Input data:
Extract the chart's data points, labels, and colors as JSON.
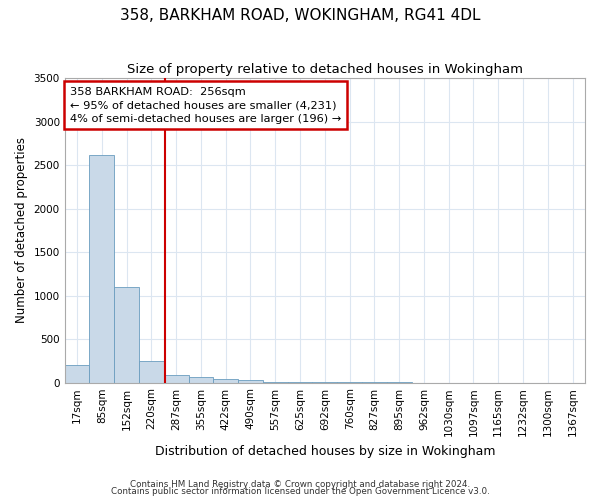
{
  "title1": "358, BARKHAM ROAD, WOKINGHAM, RG41 4DL",
  "title2": "Size of property relative to detached houses in Wokingham",
  "xlabel": "Distribution of detached houses by size in Wokingham",
  "ylabel": "Number of detached properties",
  "footnote1": "Contains HM Land Registry data © Crown copyright and database right 2024.",
  "footnote2": "Contains public sector information licensed under the Open Government Licence v3.0.",
  "bin_labels": [
    "17sqm",
    "85sqm",
    "152sqm",
    "220sqm",
    "287sqm",
    "355sqm",
    "422sqm",
    "490sqm",
    "557sqm",
    "625sqm",
    "692sqm",
    "760sqm",
    "827sqm",
    "895sqm",
    "962sqm",
    "1030sqm",
    "1097sqm",
    "1165sqm",
    "1232sqm",
    "1300sqm",
    "1367sqm"
  ],
  "bar_heights": [
    200,
    2620,
    1100,
    250,
    85,
    65,
    40,
    28,
    5,
    3,
    2,
    1,
    1,
    1,
    0,
    0,
    0,
    0,
    0,
    0,
    0
  ],
  "bar_color": "#c9d9e8",
  "bar_edge_color": "#6a9dbf",
  "ylim": [
    0,
    3500
  ],
  "yticks": [
    0,
    500,
    1000,
    1500,
    2000,
    2500,
    3000,
    3500
  ],
  "vline_x_index": 3.54,
  "vline_color": "#cc0000",
  "annotation_box_color": "#cc0000",
  "annotation_text_line1": "358 BARKHAM ROAD:  256sqm",
  "annotation_text_line2": "← 95% of detached houses are smaller (4,231)",
  "annotation_text_line3": "4% of semi-detached houses are larger (196) →",
  "grid_color": "#dce6f1",
  "background_color": "#ffffff",
  "title1_fontsize": 11,
  "title2_fontsize": 9.5,
  "annotation_fontsize": 8.2,
  "tick_fontsize": 7.5,
  "ylabel_fontsize": 8.5,
  "xlabel_fontsize": 9
}
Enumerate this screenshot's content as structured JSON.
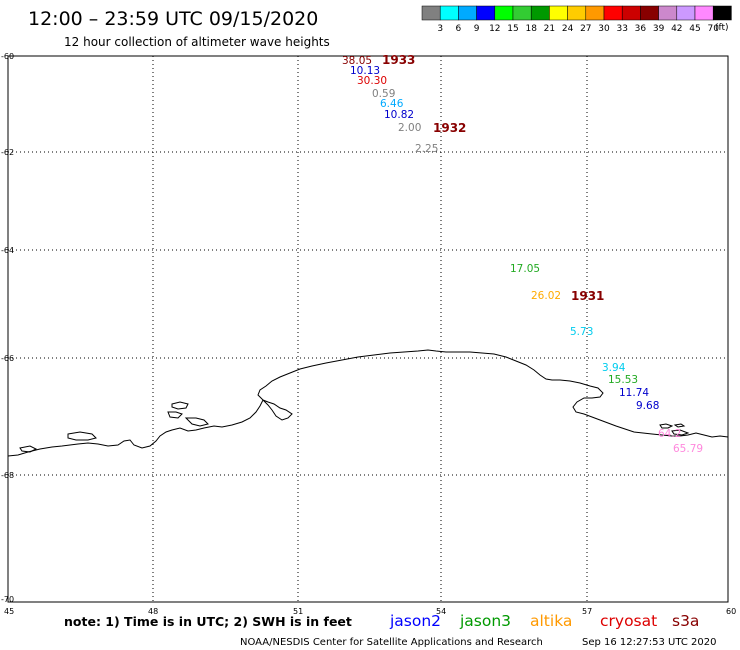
{
  "header": {
    "title": "12:00 – 23:59 UTC 09/15/2020",
    "subtitle": "12 hour collection of altimeter wave heights"
  },
  "legend": {
    "unit": "(ft)",
    "colors": [
      "#808080",
      "#00ffff",
      "#00aaff",
      "#0000ff",
      "#00ff00",
      "#33cc33",
      "#009900",
      "#ffff00",
      "#ffcc00",
      "#ff9900",
      "#ff0000",
      "#cc0000",
      "#880000",
      "#cc88cc",
      "#cc99ff",
      "#ff88ff",
      "#000000"
    ],
    "labels": [
      "3",
      "6",
      "9",
      "12",
      "15",
      "18",
      "21",
      "24",
      "27",
      "30",
      "33",
      "36",
      "39",
      "42",
      "45",
      "70"
    ]
  },
  "axes": {
    "lat_labels": [
      "-60",
      "-62",
      "-64",
      "-66",
      "-68",
      "-70"
    ],
    "lon_labels": [
      "45",
      "48",
      "51",
      "54",
      "57",
      "60"
    ]
  },
  "measurements": [
    {
      "text": "38.05",
      "color": "#880000"
    },
    {
      "text": "10.13",
      "color": "#0000cc"
    },
    {
      "text": "30.30",
      "color": "#dd0000"
    },
    {
      "text": "0.59",
      "color": "#808080"
    },
    {
      "text": "6.46",
      "color": "#00aaff"
    },
    {
      "text": "10.82",
      "color": "#0000cc"
    },
    {
      "text": "2.00",
      "color": "#808080"
    },
    {
      "text": "2.25",
      "color": "#808080"
    },
    {
      "text": "17.05",
      "color": "#22aa22"
    },
    {
      "text": "26.02",
      "color": "#ffaa00"
    },
    {
      "text": "5.73",
      "color": "#00ccee"
    },
    {
      "text": "3.94",
      "color": "#00ccee"
    },
    {
      "text": "15.53",
      "color": "#22aa22"
    },
    {
      "text": "11.74",
      "color": "#0000cc"
    },
    {
      "text": "9.68",
      "color": "#0000cc"
    },
    {
      "text": "64.2",
      "color": "#ff88dd"
    },
    {
      "text": "65.79",
      "color": "#ff88dd"
    }
  ],
  "time_labels": [
    {
      "text": "1933",
      "color": "#880000"
    },
    {
      "text": "1932",
      "color": "#880000"
    },
    {
      "text": "1931",
      "color": "#880000"
    }
  ],
  "footer": {
    "note": "note:  1) Time is in UTC; 2) SWH is in feet",
    "satellites": [
      {
        "name": "jason2",
        "color": "#0000ff"
      },
      {
        "name": "jason3",
        "color": "#009900"
      },
      {
        "name": "altika",
        "color": "#ff9900"
      },
      {
        "name": "cryosat",
        "color": "#dd0000"
      },
      {
        "name": "s3a",
        "color": "#880000"
      }
    ],
    "credit": "NOAA/NESDIS Center for Satellite Applications and Research",
    "timestamp": "Sep 16 12:27:53 UTC 2020"
  }
}
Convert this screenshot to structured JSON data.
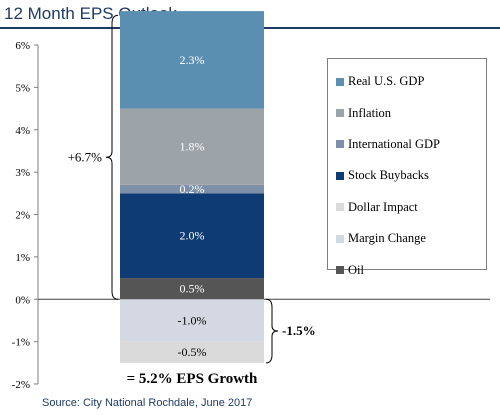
{
  "title": "12 Month EPS Outlook",
  "source": "Source: City National Rochdale, June 2017",
  "colors": {
    "title": "#1f3b63",
    "real_gdp": "#5b8fb2",
    "inflation": "#9da4a9",
    "intl_gdp": "#7e8fa8",
    "buybacks": "#0e3b73",
    "dollar": "#dadada",
    "margin": "#d3d8e2",
    "oil": "#555555"
  },
  "annotations": {
    "positive_total": "+6.7%",
    "negative_total": "-1.5%",
    "growth": "= 5.2% EPS Growth"
  },
  "chart_data": {
    "type": "bar",
    "stacked": true,
    "categories": [
      ""
    ],
    "ylim": [
      -2,
      6
    ],
    "yticks": [
      "-2%",
      "-1%",
      "0%",
      "1%",
      "2%",
      "3%",
      "4%",
      "5%",
      "6%"
    ],
    "grid": false,
    "legend_position": "right",
    "segments": [
      {
        "name": "Oil",
        "value": 0.5,
        "label": "0.5%",
        "base": 0,
        "color": "#555555"
      },
      {
        "name": "Stock Buybacks",
        "value": 2.0,
        "label": "2.0%",
        "base": 0.5,
        "color": "#0e3b73"
      },
      {
        "name": "International GDP",
        "value": 0.2,
        "label": "0.2%",
        "base": 2.5,
        "color": "#7e8fa8"
      },
      {
        "name": "Inflation",
        "value": 1.8,
        "label": "1.8%",
        "base": 2.7,
        "color": "#9da4a9"
      },
      {
        "name": "Real U.S. GDP",
        "value": 2.3,
        "label": "2.3%",
        "base": 4.5,
        "color": "#5b8fb2"
      },
      {
        "name": "Margin Change",
        "value": -1.0,
        "label": "-1.0%",
        "base": 0,
        "color": "#d3d8e2"
      },
      {
        "name": "Dollar Impact",
        "value": -0.5,
        "label": "-0.5%",
        "base": -1.0,
        "color": "#dadada"
      }
    ],
    "legend": [
      {
        "name": "Real U.S. GDP",
        "color": "#5b8fb2"
      },
      {
        "name": "Inflation",
        "color": "#9da4a9"
      },
      {
        "name": "International GDP",
        "color": "#7e8fa8"
      },
      {
        "name": "Stock Buybacks",
        "color": "#0e3b73"
      },
      {
        "name": "Dollar Impact",
        "color": "#dadada"
      },
      {
        "name": "Margin Change",
        "color": "#d3d8e2"
      },
      {
        "name": "Oil",
        "color": "#555555"
      }
    ]
  }
}
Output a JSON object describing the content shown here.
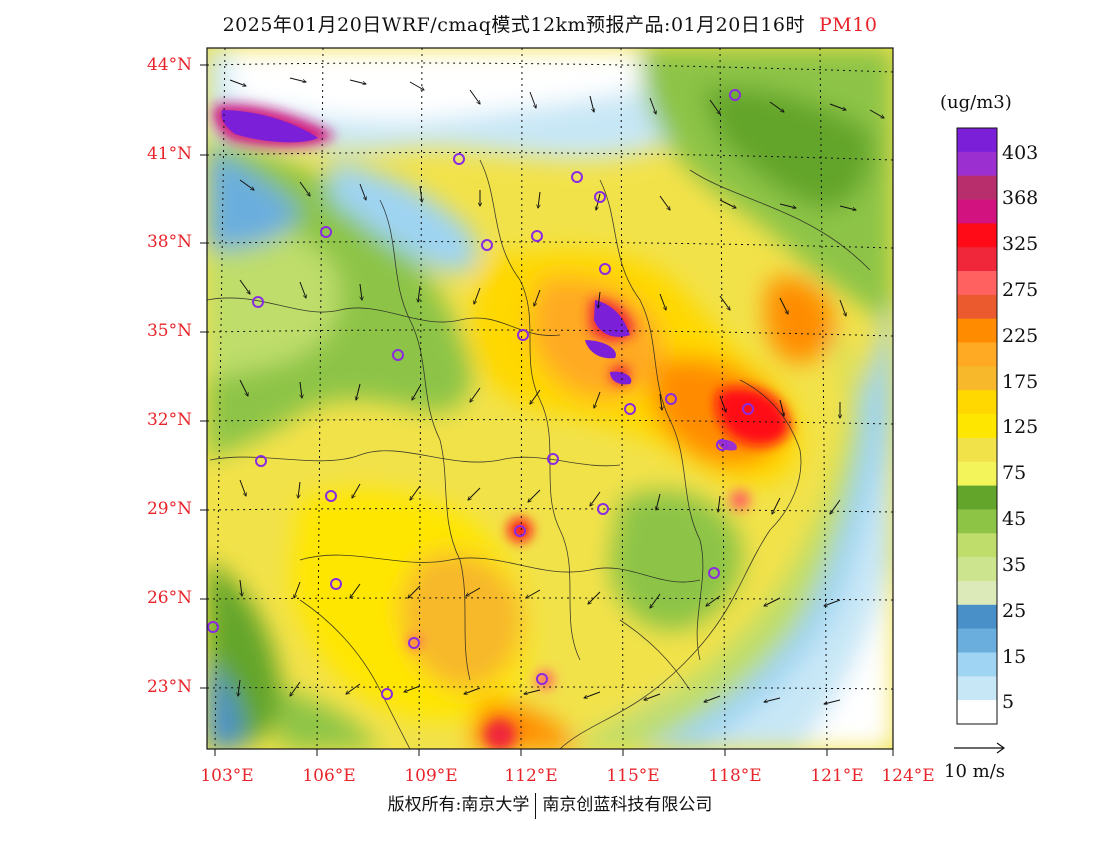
{
  "title": {
    "main": "2025年01月20日WRF/cmaq模式12km预报产品:01月20日16时",
    "pollutant": "PM10"
  },
  "map": {
    "lat_labels": [
      "44°N",
      "41°N",
      "38°N",
      "35°N",
      "32°N",
      "29°N",
      "26°N",
      "23°N"
    ],
    "lon_labels": [
      "103°E",
      "106°E",
      "109°E",
      "112°E",
      "115°E",
      "118°E",
      "121°E",
      "124°E"
    ]
  },
  "legend": {
    "unit": "(ug/m3)",
    "labels": [
      "403",
      "368",
      "325",
      "275",
      "225",
      "175",
      "125",
      "75",
      "45",
      "35",
      "25",
      "15",
      "5"
    ],
    "colors": [
      "#7b1fd8",
      "#9b2fd0",
      "#b82d6c",
      "#d2127e",
      "#ff0a17",
      "#f0273a",
      "#ff6160",
      "#ea5a2e",
      "#ff8c00",
      "#ffaa22",
      "#f7b82c",
      "#ffd800",
      "#ffe600",
      "#f2e24a",
      "#f2f45a",
      "#63a52b",
      "#8dc446",
      "#bedd6a",
      "#cde48e",
      "#dce9b9",
      "#4a90c8",
      "#6aaede",
      "#9fd4f2",
      "#c8e7f6",
      "#ffffff"
    ]
  },
  "wind_reference": {
    "label": "10 m/s"
  },
  "footer": {
    "copyright": "版权所有:南京大学",
    "company": "南京创蓝科技有限公司"
  },
  "colors": {
    "accent_red": "#e8242a"
  }
}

Task to complete:
Report how many lines of the listing above include the word "screenshot". Say nothing but the number.

The answer:
2